### Task instructions
What is the count of lines that hold the word "需以实物为准"? Give only the number.

Collected data
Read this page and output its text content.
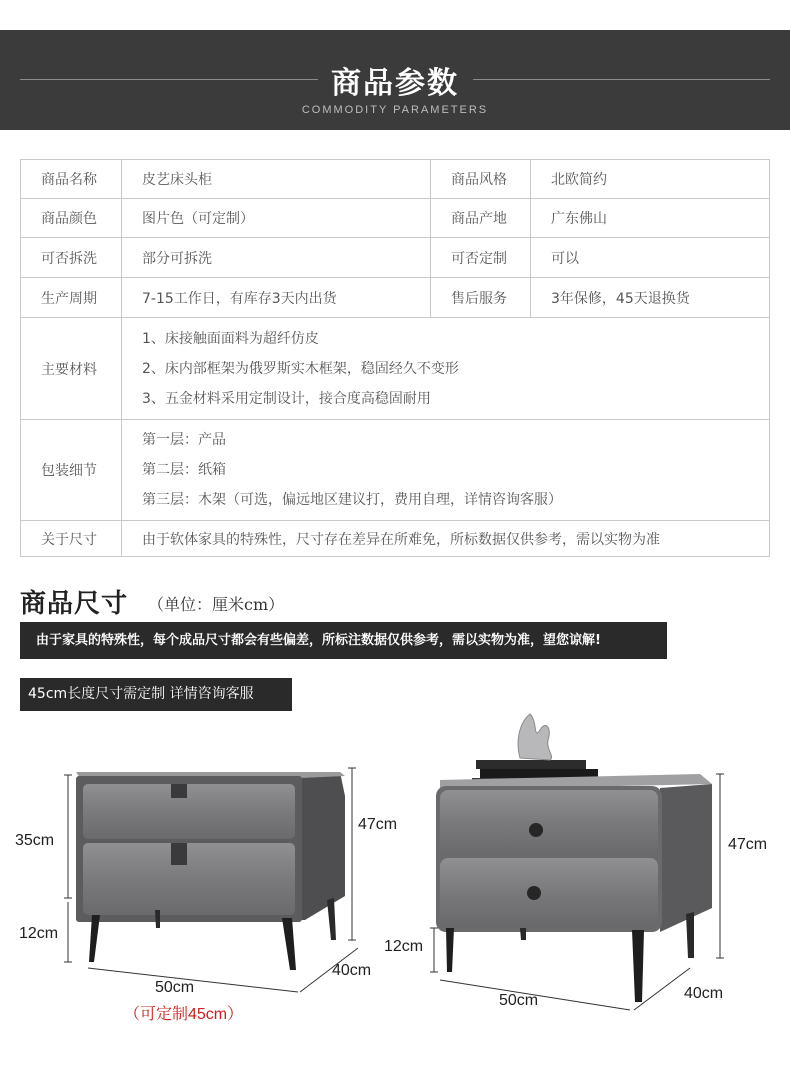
商品参数
COMMODITY PARAMETERS
商品名称	皮艺床头柜	商品风格	北欧简约
商品颜色	图片色（可定制）	商品产地	广东佛山
可否拆洗	部分可拆洗	可否定制	可以
生产周期	7-15工作日，有库存3天内出货	售后服务	3年保修，45天退换货
主要材料	1、床接触面面料为超纤仿皮
2、床内部框架为俄罗斯实木框架，稳固经久不变形
3、五金材料采用定制设计，接合度高稳固耐用		

包装细节	第一层：产品
第二层：纸箱
第三层：木架（可选，偏远地区建议打，费用自理，详情咨询客服）		

关于尺寸	由于软体家具的特殊性，尺寸存在差异在所难免，所标数据仅供参考，需以实物为准		
商品尺寸 （单位：厘米cm）
由于家具的特殊性，每个成品尺寸都会有些偏差，所标注数据仅供参考，需以实物为准，望您谅解!
45cm长度尺寸需定制 详情咨询客服
35cm
47cm
12cm
50cm
40cm
（可定制45cm）
47cm
12cm
50cm	40cm
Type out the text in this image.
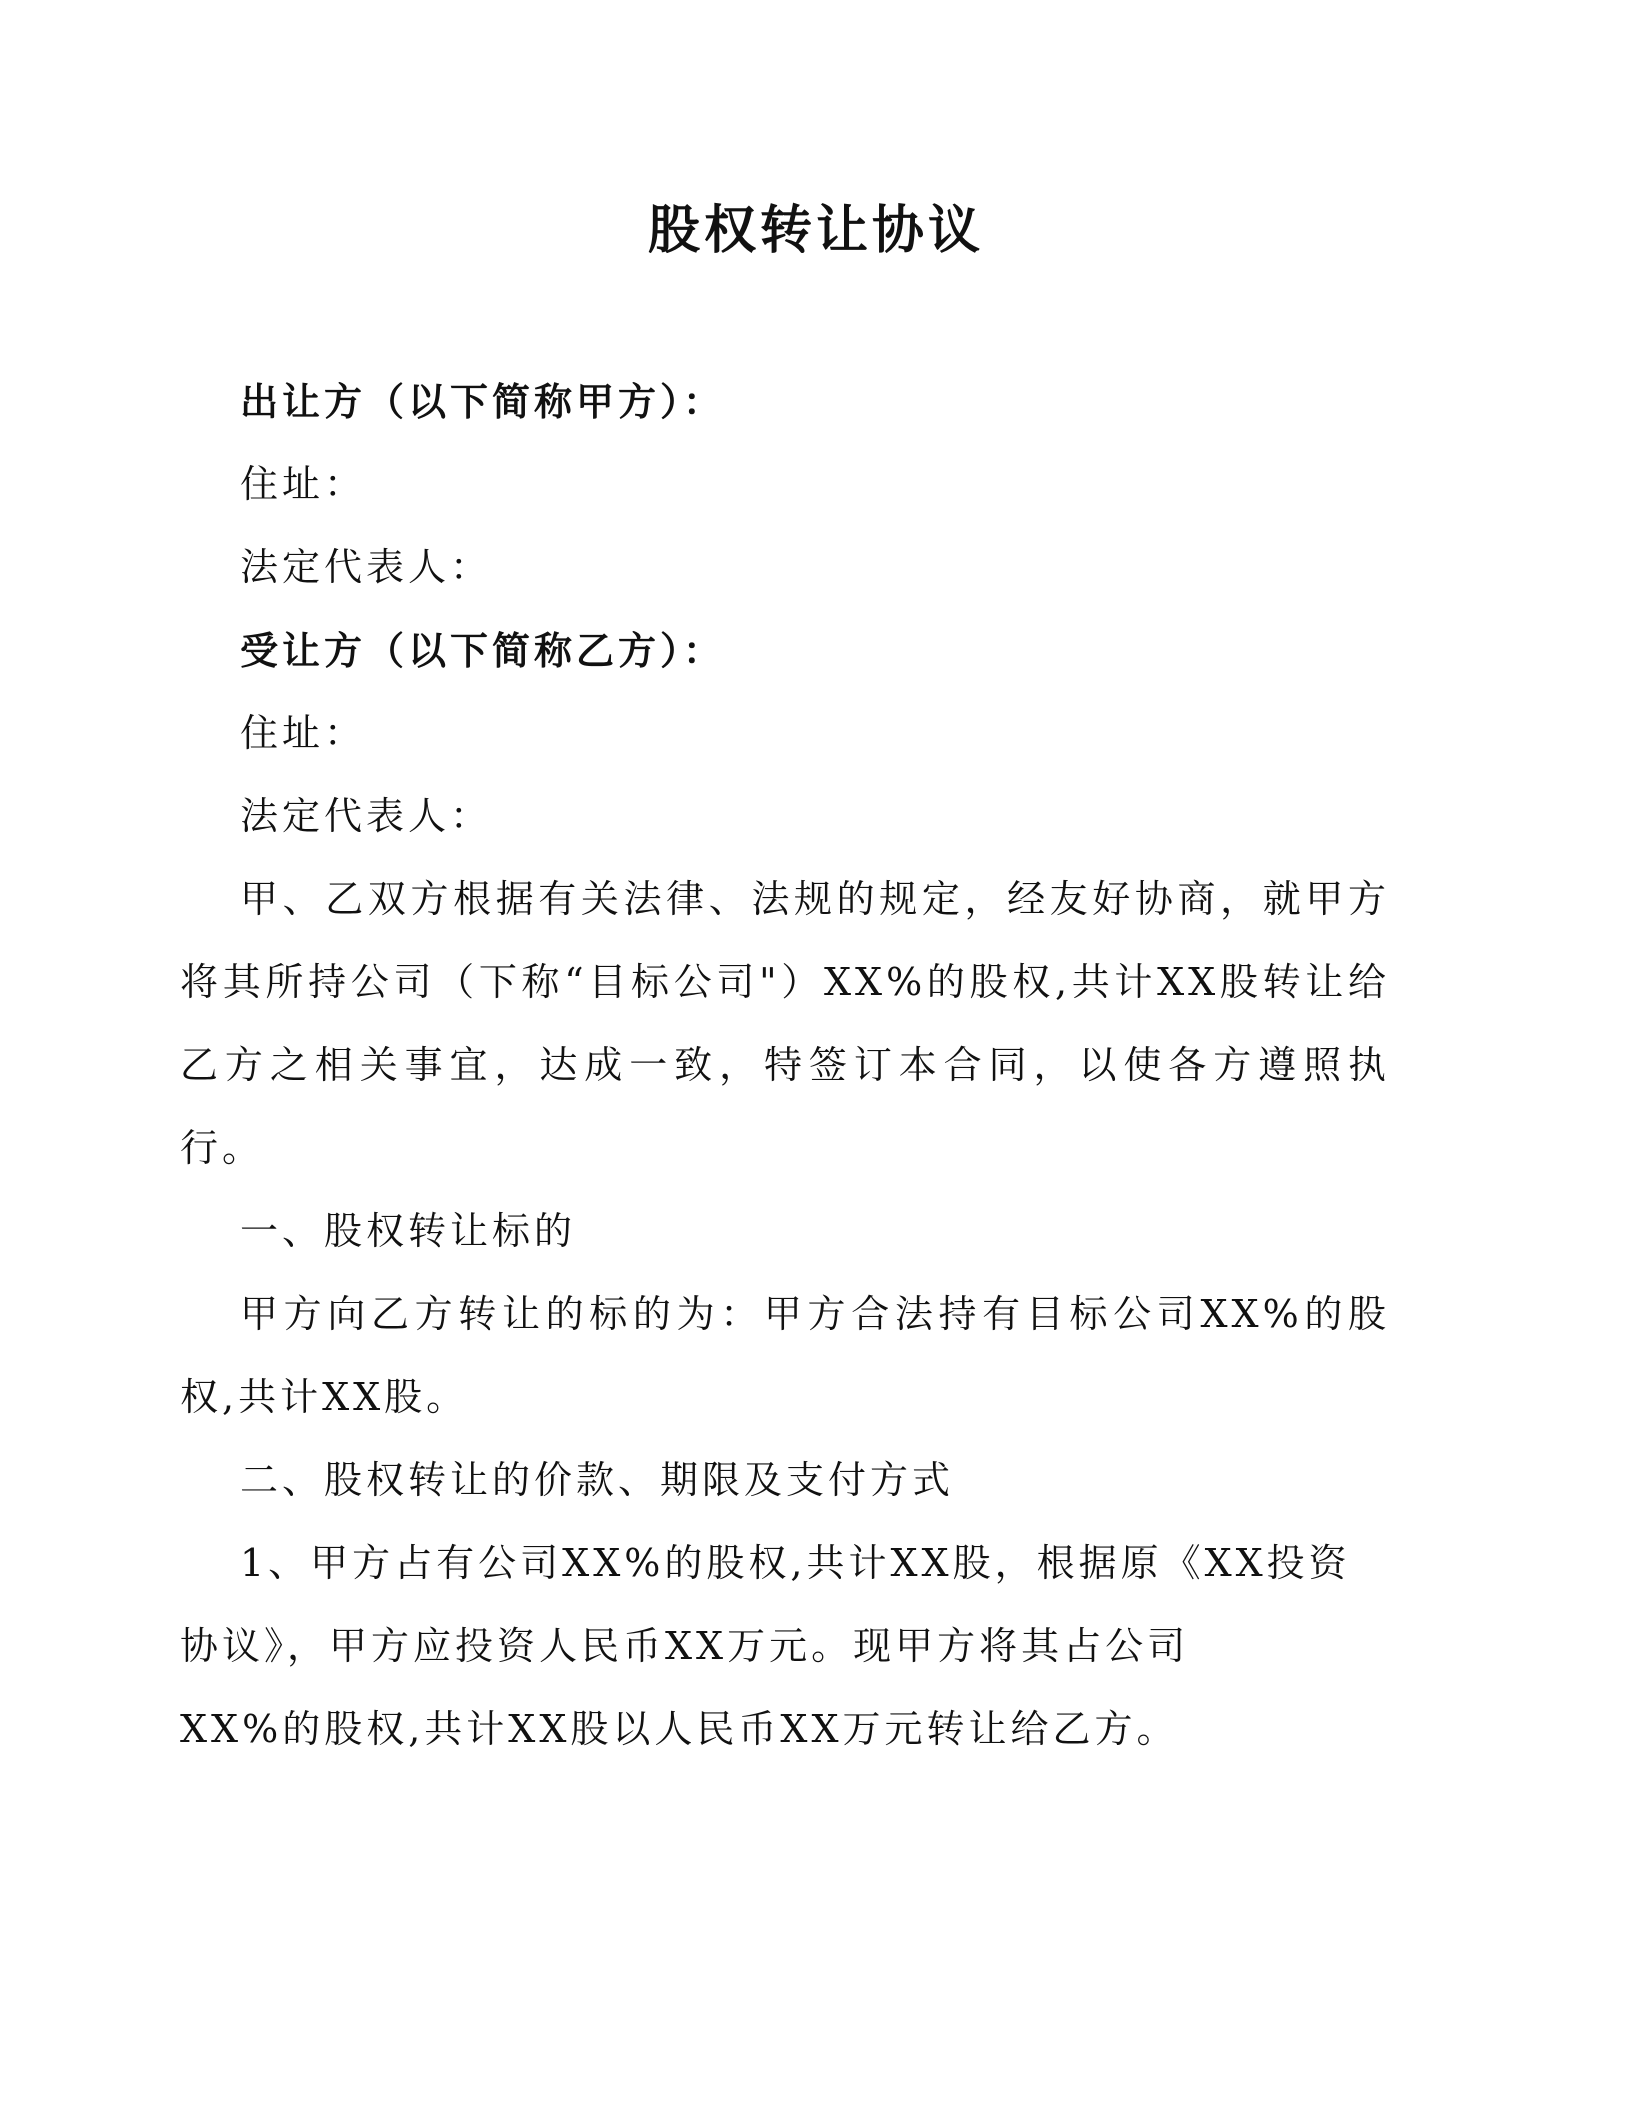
股权转让协议
出让方（以下简称甲方）：
住址：
法定代表人：
受让方（以下简称乙方）：
住址：
法定代表人：
甲、乙双方根据有关法律、法规的规定，经友好协商，就甲方将其所持公司（下称“目标公司"）XX%的股权,共计XX股转让给乙方之相关事宜，达成一致，特签订本合同，以使各方遵照执行。
一、股权转让标的
甲方向乙方转让的标的为：甲方合法持有目标公司XX%的股权,共计XX股。
二、股权转让的价款、期限及支付方式
1、甲方占有公司XX%的股权,共计XX股，根据原《XX投资
协议》，甲方应投资人民币XX万元。现甲方将其占公司
XX%的股权,共计XX股以人民币XX万元转让给乙方。
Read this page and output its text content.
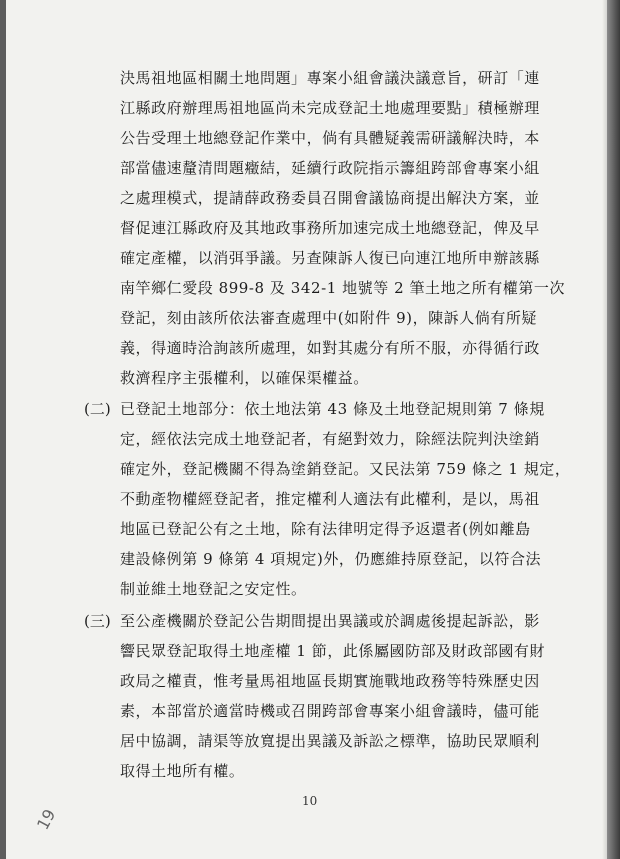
決馬祖地區相關土地問題」專案小組會議決議意旨，研訂「連
江縣政府辦理馬祖地區尚未完成登記土地處理要點」積極辦理
公告受理土地總登記作業中，倘有具體疑義需研議解決時，本
部當儘速釐清問題癥結，延續行政院指示籌組跨部會專案小組
之處理模式，提請薛政務委員召開會議協商提出解決方案，並
督促連江縣政府及其地政事務所加速完成土地總登記，俾及早
確定產權，以消弭爭議。另查陳訴人復已向連江地所申辦該縣
南竿鄉仁愛段 899-8 及 342-1 地號等 2 筆土地之所有權第一次
登記，刻由該所依法審查處理中(如附件 9)，陳訴人倘有所疑
義，得適時洽詢該所處理，如對其處分有所不服，亦得循行政
救濟程序主張權利，以確保渠權益。
(二) 已登記土地部分：依土地法第 43 條及土地登記規則第 7 條規
定，經依法完成土地登記者，有絕對效力，除經法院判決塗銷
確定外，登記機關不得為塗銷登記。又民法第 759 條之 1 規定，
不動產物權經登記者，推定權利人適法有此權利，是以，馬祖
地區已登記公有之土地，除有法律明定得予返還者(例如離島
建設條例第 9 條第 4 項規定)外，仍應維持原登記，以符合法
制並維土地登記之安定性。
(三) 至公產機關於登記公告期間提出異議或於調處後提起訴訟，影
響民眾登記取得土地產權 1 節，此係屬國防部及財政部國有財
政局之權責，惟考量馬祖地區長期實施戰地政務等特殊歷史因
素，本部當於適當時機或召開跨部會專案小組會議時，儘可能
居中協調，請渠等放寬提出異議及訴訟之標準，協助民眾順利
取得土地所有權。
10
19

### Full response
2